-- The request --
Gather up every line from the entries below that uses the word "investment".

Start of Records for the exercise

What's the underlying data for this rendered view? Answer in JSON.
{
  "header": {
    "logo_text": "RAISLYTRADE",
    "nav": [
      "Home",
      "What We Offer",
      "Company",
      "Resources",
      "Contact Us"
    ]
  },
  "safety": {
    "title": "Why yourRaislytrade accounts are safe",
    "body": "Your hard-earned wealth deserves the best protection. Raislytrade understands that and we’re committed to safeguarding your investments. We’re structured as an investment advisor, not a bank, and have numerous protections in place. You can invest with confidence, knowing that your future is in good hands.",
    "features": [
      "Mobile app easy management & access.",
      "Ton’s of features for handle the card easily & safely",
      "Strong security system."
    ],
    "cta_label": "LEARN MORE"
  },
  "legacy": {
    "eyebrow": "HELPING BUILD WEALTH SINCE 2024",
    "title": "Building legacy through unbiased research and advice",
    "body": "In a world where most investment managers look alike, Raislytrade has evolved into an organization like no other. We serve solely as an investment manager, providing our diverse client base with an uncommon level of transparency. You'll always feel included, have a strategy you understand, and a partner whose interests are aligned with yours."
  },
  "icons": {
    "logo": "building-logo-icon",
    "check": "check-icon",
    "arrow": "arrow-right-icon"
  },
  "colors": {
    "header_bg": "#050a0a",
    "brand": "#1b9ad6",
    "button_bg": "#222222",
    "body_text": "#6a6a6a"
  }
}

End of Records for the exercise

-- Task output --
    "body": "Your hard-earned wealth deserves the best protection. Raislytrade understands that and we’re committed to safeguarding your investments. We’re structured as an investment advisor, not a bank, and have numerous protections in place. You can invest with confidence, knowing that your future is in good hands.",
    "body": "In a world where most investment managers look alike, Raislytrade has evolved into an organization like no other. We serve solely as an investment manager, providing our diverse client base with an uncommon level of transparency. You'll always feel included, have a strategy you understand, and a partner whose interests are aligned with yours."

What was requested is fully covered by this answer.